- Excerpt:

________


       Ashley was a little different when it came to her CF. While she obviously had health problems, she wasn’t constantly in and out of the hospital growing up, like Lindsey was. She was able to stay primarily out of the hospital until she reached the age of 15 (she is 3 years younger then Lindsey), and that is when the disease reeked havoc on her body. She was told by the doctors that, she to, was in desperate need of a double lung transplant, her current lungs had almost completely failed her. And with those words, my family took no hesitations, and Ashley was in California getting a double lung transplant. This time around, my two aunts were the donors (after Lindsey’s success at St.Louis hospital, few followed in her foot steps, the next living related transplants they performed… 13 didn’t make it) My parent’s found California to be the best option to complete the surgery during that time, as there stats ranked high, and the man performing the surgery was the first to perform the living related lobar transplant. 

           After both of their double lung transplants; both of my sisters acquired diabetes, and unfortunately both ended up needing new kidneys. Ashley needed her kidney transplant first, and was given a kidney by my aunt… and soon after, Lindsey’s kidney failed and she was given a kidney by another aunt (my aunt became the first woman in the world to donate two organs). 

         After both of their kidney transplants… things, health wise, had settled at the Dias residence… which was unheard of! Unfortunately, that sense of calmness didn’t last. 

        During the summer of 2012 my sister was in the hospital as she waited for her second double lung transplant. She was placed on the top of the list for a cadaveric transplant due to her rapidly declining health. For six long, and grueling months, she battled this evil, malicious disease with every part of her being. She took her last breathe on the fourteenth of June. I watched my sister inspire the world as she fought to survive, and then watched as the evil disease won the battle and the life drifted from her eyes.

________

- Required actions:
a. Return the part of the account of the sisters' transplants starting at "After both of their double" and ending at "donate two organs).", copied word for word.
b. In the account of the sisters' transplants, who donated the lungs for Ashley's double lung transplant?

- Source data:
________

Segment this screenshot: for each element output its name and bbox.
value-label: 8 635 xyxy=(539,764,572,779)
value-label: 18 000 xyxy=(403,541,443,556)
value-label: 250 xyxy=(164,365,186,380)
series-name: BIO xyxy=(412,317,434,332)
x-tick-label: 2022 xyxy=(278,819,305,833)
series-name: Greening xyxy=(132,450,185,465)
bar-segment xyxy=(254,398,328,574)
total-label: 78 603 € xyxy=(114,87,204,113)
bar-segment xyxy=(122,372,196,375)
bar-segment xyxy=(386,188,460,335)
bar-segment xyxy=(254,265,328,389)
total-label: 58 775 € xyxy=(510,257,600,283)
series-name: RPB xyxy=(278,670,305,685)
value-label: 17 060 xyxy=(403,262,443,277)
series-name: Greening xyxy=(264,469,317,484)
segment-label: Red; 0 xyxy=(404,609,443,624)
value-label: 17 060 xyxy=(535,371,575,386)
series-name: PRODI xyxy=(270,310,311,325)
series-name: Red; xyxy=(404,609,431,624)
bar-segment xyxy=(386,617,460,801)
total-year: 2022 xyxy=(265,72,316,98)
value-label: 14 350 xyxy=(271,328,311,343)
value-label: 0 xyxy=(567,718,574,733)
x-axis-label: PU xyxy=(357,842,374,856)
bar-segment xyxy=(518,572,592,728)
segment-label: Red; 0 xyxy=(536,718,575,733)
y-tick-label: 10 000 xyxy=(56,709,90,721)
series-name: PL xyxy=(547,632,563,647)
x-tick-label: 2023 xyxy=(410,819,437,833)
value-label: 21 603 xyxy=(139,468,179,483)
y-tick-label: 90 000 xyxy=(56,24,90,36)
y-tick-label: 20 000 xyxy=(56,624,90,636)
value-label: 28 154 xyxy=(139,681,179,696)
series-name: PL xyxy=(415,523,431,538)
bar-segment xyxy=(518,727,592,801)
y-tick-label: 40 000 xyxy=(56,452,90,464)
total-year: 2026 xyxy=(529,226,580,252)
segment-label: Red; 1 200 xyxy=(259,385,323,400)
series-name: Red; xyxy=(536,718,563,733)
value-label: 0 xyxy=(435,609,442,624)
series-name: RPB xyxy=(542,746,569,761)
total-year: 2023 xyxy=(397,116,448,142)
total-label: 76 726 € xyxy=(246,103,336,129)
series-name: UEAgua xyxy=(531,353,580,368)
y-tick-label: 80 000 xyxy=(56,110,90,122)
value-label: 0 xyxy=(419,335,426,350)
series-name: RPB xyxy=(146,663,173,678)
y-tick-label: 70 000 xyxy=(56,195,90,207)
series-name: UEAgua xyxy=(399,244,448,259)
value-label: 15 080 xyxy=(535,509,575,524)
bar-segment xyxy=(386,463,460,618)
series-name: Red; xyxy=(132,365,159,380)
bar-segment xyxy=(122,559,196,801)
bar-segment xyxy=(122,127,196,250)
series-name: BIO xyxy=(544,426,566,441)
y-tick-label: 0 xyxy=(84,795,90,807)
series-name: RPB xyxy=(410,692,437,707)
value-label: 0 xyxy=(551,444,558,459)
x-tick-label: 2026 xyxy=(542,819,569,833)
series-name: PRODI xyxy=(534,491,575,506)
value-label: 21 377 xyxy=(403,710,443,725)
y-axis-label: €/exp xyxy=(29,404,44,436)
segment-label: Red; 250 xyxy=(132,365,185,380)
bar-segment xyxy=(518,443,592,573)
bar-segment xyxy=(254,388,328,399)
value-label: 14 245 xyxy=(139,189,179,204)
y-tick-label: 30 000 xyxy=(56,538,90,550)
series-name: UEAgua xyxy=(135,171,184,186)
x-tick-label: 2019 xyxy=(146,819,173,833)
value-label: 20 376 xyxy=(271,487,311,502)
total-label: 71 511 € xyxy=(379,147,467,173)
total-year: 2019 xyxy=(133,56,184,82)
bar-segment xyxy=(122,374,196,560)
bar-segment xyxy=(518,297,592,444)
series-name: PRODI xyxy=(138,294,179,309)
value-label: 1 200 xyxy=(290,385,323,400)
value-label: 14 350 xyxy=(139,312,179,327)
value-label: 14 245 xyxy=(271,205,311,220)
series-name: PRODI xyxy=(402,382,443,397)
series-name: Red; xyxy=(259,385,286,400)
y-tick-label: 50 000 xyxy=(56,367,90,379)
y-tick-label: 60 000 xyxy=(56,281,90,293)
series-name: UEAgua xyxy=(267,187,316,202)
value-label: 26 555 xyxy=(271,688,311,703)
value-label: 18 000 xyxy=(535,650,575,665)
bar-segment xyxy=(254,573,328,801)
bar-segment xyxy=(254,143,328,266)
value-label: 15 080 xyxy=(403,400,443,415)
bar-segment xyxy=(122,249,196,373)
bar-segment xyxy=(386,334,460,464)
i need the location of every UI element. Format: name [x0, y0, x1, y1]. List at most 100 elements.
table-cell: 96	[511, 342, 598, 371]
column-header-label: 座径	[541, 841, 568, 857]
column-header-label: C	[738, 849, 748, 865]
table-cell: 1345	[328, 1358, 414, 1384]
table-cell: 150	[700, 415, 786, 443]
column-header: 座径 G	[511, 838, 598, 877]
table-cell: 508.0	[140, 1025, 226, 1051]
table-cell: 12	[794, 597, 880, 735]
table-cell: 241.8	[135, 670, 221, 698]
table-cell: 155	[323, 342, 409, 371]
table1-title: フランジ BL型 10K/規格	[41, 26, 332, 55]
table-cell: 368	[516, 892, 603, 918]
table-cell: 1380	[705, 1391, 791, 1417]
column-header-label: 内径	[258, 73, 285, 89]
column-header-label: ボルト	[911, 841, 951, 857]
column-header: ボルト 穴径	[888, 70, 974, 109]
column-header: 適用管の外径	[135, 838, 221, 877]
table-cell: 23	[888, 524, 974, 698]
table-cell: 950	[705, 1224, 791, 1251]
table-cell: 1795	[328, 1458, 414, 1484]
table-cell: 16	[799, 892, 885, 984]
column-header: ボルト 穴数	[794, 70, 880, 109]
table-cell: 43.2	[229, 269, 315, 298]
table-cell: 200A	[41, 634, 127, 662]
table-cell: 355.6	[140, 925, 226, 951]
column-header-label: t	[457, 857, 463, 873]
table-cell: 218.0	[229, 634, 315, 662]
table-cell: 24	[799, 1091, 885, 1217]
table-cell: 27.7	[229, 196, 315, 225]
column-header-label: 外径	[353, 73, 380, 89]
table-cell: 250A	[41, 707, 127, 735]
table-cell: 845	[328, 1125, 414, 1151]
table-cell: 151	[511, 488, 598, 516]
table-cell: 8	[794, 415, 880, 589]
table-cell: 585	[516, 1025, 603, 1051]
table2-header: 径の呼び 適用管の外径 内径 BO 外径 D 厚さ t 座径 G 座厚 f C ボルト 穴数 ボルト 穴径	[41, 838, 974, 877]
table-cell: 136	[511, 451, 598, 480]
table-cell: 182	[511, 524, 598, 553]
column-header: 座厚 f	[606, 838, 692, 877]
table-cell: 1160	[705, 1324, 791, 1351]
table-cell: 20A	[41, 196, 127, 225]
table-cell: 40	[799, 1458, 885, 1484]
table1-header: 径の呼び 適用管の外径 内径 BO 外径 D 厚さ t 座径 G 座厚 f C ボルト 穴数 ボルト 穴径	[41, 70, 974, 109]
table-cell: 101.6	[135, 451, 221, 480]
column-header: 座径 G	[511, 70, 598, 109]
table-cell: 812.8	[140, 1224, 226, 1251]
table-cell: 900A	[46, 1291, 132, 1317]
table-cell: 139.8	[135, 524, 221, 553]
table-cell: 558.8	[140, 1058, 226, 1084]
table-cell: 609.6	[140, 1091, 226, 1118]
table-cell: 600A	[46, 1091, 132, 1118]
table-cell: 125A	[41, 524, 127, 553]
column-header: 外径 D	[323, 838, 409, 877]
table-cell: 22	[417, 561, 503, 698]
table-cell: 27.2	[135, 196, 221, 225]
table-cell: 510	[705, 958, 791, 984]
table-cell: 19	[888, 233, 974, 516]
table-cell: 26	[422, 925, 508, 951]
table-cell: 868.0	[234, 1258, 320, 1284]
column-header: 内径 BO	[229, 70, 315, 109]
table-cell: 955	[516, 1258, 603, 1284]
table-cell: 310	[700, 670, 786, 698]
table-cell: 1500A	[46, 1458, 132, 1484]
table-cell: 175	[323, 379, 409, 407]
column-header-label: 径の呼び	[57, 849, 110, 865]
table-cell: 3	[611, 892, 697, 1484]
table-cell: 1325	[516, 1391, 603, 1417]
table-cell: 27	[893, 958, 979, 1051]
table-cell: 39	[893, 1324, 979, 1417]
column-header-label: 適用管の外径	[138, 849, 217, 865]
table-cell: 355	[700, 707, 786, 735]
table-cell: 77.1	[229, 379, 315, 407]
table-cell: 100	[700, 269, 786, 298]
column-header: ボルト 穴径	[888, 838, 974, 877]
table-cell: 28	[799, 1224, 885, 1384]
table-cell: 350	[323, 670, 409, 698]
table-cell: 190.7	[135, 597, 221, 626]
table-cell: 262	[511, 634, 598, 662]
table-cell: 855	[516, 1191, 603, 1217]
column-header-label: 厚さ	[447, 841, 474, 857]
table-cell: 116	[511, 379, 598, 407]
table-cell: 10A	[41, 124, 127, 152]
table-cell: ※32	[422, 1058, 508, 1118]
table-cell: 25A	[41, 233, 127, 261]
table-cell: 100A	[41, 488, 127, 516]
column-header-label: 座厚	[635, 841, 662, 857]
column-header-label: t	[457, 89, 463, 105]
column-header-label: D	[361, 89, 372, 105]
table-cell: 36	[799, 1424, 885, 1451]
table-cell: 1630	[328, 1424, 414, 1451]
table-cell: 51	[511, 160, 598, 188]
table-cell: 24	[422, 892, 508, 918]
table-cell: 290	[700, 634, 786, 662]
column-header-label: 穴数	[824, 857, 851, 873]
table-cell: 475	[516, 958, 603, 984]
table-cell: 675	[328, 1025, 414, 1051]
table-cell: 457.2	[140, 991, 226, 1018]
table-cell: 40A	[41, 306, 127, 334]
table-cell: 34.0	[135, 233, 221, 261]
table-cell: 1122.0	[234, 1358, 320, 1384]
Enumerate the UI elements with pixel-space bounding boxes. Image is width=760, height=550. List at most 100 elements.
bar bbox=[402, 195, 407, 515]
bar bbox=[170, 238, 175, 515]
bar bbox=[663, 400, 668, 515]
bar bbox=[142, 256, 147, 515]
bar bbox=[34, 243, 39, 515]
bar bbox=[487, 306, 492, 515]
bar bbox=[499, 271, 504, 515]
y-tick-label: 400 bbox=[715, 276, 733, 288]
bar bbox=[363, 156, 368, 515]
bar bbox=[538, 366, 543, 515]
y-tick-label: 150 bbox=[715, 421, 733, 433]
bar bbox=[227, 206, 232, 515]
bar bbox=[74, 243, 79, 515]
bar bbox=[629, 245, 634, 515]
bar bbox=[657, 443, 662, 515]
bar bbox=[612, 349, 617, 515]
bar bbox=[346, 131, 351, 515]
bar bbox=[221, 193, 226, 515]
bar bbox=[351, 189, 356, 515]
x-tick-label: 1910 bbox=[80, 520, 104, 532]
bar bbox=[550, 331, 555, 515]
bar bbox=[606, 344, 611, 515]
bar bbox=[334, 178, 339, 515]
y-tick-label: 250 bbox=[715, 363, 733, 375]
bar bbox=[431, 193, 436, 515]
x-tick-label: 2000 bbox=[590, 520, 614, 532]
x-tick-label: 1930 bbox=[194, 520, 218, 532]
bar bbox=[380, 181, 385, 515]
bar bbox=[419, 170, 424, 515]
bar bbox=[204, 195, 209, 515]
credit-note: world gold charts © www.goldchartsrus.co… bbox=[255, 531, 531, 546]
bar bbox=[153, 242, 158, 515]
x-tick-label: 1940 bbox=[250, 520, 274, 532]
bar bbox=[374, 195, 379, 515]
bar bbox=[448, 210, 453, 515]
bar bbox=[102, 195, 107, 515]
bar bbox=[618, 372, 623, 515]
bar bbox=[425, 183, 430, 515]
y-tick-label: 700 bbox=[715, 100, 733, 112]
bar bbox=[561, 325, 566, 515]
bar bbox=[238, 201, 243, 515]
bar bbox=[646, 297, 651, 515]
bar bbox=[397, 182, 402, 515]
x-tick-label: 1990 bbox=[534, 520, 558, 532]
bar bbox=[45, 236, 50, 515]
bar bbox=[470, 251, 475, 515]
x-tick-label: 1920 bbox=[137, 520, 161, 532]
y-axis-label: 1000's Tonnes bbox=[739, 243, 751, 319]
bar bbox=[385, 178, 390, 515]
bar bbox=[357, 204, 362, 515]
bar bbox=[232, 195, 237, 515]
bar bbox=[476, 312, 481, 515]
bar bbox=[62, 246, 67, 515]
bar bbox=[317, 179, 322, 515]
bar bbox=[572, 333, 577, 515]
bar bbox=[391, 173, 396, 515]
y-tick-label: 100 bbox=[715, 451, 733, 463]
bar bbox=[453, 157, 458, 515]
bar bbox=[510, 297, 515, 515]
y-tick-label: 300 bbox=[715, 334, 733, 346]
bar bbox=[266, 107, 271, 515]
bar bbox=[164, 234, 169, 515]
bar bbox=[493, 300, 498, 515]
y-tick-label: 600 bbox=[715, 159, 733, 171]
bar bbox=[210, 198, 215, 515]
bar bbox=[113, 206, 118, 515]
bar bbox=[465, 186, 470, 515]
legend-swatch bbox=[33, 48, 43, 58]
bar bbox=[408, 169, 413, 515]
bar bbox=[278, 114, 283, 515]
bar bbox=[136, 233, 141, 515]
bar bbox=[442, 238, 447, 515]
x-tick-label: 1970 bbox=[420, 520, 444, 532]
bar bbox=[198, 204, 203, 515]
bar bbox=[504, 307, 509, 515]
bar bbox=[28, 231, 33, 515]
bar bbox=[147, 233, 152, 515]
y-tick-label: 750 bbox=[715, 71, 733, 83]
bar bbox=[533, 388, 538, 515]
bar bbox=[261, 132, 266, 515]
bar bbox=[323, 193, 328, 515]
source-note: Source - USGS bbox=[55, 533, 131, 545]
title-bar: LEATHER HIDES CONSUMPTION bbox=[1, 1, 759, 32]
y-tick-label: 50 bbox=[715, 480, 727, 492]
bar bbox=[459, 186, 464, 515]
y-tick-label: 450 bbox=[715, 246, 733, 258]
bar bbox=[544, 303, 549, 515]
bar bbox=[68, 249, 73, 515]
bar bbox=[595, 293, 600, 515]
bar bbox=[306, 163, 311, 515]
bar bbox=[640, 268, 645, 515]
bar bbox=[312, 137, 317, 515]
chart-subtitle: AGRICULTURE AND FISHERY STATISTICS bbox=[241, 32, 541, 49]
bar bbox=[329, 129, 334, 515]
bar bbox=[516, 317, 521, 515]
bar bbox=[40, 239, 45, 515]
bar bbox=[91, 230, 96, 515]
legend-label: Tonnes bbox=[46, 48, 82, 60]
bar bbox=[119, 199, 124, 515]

________

- List of answers:
a.
After both of their double lung transplants; both of my sisters acquired diabetes, and unfortunately both ended up needing new kidneys. Ashley needed her kidney transplant first, and was given a kidney by my aunt… and soon after, Lindsey’s kidney failed and she was given a kidney by another aunt (my aunt became the first woman in the world to donate two organs).

b. The narrator's two aunts.